### Job
Return every line of the records below verbatim, with no pictures in the copy.

### Source data
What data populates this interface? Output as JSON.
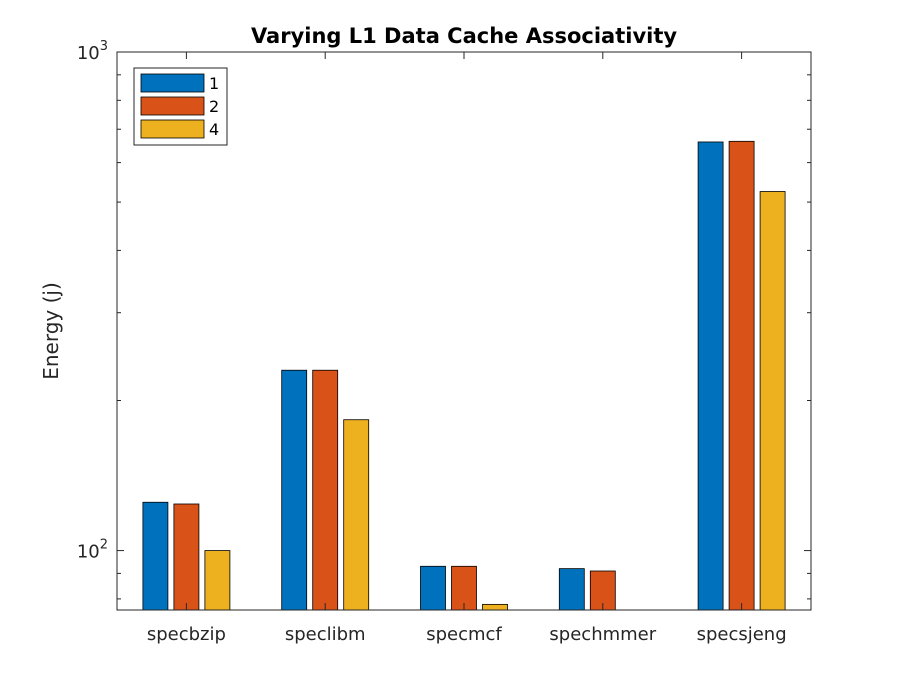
{
  "chart_data": {
    "type": "bar",
    "title": "Varying L1 Data Cache Associativity",
    "xlabel": "",
    "ylabel": "Energy (j)",
    "yscale": "log",
    "ylim": [
      76,
      1000
    ],
    "ytick_labels": [
      {
        "value": 100,
        "base": "10",
        "exp": "2"
      },
      {
        "value": 1000,
        "base": "10",
        "exp": "3"
      }
    ],
    "categories": [
      "specbzip",
      "speclibm",
      "specmcf",
      "spechmmer",
      "specsjeng"
    ],
    "series": [
      {
        "name": "1",
        "color": "#0072BD",
        "values": [
          125,
          230,
          93,
          92,
          660
        ]
      },
      {
        "name": "2",
        "color": "#D95319",
        "values": [
          124,
          230,
          93,
          91,
          662
        ]
      },
      {
        "name": "4",
        "color": "#EDB120",
        "values": [
          100,
          183,
          78,
          76,
          525
        ]
      }
    ],
    "legend": "top-left",
    "grid": false
  }
}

### Right answer
What data populates this interface? Output as JSON.
{
  "chart_data": {
    "type": "bar",
    "title": "Varying L1 Data Cache Associativity",
    "xlabel": "",
    "ylabel": "Energy (j)",
    "yscale": "log",
    "ylim": [
      76,
      1000
    ],
    "ytick_labels": [
      {
        "value": 100,
        "base": "10",
        "exp": "2"
      },
      {
        "value": 1000,
        "base": "10",
        "exp": "3"
      }
    ],
    "categories": [
      "specbzip",
      "speclibm",
      "specmcf",
      "spechmmer",
      "specsjeng"
    ],
    "series": [
      {
        "name": "1",
        "color": "#0072BD",
        "values": [
          125,
          230,
          93,
          92,
          660
        ]
      },
      {
        "name": "2",
        "color": "#D95319",
        "values": [
          124,
          230,
          93,
          91,
          662
        ]
      },
      {
        "name": "4",
        "color": "#EDB120",
        "values": [
          100,
          183,
          78,
          76,
          525
        ]
      }
    ],
    "legend": "top-left",
    "grid": false
  }
}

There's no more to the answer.